Data for this task:

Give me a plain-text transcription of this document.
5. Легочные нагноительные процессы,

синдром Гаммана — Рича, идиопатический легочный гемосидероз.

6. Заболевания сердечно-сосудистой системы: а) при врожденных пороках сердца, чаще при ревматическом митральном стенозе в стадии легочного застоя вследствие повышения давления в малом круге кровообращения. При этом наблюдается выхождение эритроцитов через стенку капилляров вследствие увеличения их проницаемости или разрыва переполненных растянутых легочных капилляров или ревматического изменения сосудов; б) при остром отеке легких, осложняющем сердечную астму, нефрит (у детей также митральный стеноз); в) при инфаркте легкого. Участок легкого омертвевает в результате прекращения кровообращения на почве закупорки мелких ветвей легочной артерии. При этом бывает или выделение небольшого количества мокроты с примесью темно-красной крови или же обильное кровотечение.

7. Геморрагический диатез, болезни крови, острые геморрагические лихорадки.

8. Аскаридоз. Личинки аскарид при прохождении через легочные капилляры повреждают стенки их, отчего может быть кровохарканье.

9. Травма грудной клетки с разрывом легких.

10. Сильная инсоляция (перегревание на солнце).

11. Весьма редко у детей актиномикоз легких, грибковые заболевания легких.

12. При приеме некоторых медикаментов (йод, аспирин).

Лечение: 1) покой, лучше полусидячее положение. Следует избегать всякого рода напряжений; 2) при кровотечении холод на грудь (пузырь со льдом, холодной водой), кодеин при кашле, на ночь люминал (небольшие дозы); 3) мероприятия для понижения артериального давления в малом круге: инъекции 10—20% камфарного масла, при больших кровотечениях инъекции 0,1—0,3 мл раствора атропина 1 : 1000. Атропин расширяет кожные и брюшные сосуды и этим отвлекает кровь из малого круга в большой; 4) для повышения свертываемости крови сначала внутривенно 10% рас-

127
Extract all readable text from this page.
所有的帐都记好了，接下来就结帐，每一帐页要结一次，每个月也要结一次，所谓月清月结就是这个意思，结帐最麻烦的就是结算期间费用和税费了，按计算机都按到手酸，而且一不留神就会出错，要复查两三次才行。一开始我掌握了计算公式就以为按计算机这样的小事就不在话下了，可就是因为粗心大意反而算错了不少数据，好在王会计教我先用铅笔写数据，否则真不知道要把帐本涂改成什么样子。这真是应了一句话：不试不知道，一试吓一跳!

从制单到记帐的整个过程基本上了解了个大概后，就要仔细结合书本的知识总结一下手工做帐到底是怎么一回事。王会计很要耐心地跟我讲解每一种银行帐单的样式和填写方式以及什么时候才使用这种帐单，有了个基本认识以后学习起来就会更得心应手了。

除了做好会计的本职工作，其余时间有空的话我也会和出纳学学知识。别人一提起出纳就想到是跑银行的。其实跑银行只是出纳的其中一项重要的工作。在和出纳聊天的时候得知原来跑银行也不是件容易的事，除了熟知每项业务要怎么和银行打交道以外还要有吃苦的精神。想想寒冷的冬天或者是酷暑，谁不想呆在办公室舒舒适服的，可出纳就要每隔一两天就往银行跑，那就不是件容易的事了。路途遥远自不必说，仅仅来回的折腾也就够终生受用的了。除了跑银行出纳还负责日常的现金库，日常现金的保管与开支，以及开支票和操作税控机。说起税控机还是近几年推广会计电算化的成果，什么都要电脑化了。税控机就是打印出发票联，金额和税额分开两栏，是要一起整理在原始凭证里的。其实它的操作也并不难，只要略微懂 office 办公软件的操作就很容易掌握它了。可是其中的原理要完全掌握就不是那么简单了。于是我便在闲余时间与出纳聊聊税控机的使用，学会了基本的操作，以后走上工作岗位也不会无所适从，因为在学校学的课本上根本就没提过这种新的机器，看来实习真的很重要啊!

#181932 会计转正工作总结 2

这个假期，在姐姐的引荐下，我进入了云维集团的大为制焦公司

Objective: Return only the number of lines in the entries that contain the string "детей".

Output of the exercise: 2